**EXERCISE PROMPT:**
Extract all of the entries and give them again, word for word.

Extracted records
····················

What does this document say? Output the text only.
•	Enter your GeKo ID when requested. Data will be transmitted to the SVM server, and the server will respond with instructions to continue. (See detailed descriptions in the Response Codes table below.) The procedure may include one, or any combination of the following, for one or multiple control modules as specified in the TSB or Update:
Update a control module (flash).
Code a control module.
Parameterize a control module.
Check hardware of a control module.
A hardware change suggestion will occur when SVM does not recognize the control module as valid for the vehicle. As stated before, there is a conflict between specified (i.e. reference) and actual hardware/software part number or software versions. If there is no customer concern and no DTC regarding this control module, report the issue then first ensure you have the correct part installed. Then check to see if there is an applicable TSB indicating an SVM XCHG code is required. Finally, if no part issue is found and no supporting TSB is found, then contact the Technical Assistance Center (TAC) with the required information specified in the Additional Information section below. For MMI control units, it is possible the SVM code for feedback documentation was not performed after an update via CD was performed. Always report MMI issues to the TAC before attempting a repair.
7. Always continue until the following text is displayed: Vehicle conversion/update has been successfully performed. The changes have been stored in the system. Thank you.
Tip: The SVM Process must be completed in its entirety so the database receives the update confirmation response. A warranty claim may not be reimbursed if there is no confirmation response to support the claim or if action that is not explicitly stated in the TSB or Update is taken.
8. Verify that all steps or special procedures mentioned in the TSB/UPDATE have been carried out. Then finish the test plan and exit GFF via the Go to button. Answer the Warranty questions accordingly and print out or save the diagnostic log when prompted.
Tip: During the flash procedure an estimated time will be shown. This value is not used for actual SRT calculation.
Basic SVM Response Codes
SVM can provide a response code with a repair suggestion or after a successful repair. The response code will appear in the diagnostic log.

····················

**TASK RESULT:**
What does this document say? Output the text only.
•	Enter your GeKo ID when requested. Data will be transmitted to the SVM server, and the server will respond with instructions to continue. (See detailed descriptions in the Response Codes table below.) The procedure may include one, or any combination of the following, for one or multiple control modules as specified in the TSB or Update:
Update a control module (flash).
Code a control module.
Parameterize a control module.
Check hardware of a control module.
A hardware change suggestion will occur when SVM does not recognize the control module as valid for the vehicle. As stated before, there is a conflict between specified (i.e. reference) and actual hardware/software part number or software versions. If there is no customer concern and no DTC regarding this control module, report the issue then first ensure you have the correct part installed. Then check to see if there is an applicable TSB indicating an SVM XCHG code is required. Finally, if no part issue is found and no supporting TSB is found, then contact the Technical Assistance Center (TAC) with the required information specified in the Additional Information section below. For MMI control units, it is possible the SVM code for feedback documentation was not performed after an update via CD was performed. Always report MMI issues to the TAC before attempting a repair.
7. Always continue until the following text is displayed: Vehicle conversion/update has been successfully performed. The changes have been stored in the system. Thank you.
Tip: The SVM Process must be completed in its entirety so the database receives the update confirmation response. A warranty claim may not be reimbursed if there is no confirmation response to support the claim or if action that is not explicitly stated in the TSB or Update is taken.
8. Verify that all steps or special procedures mentioned in the TSB/UPDATE have been carried out. Then finish the test plan and exit GFF via the Go to button. Answer the Warranty questions accordingly and print out or save the diagnostic log when prompted.
Tip: During the flash procedure an estimated time will be shown. This value is not used for actual SRT calculation.
Basic SVM Response Codes
SVM can provide a response code with a repair suggestion or after a successful repair. The response code will appear in the diagnostic log.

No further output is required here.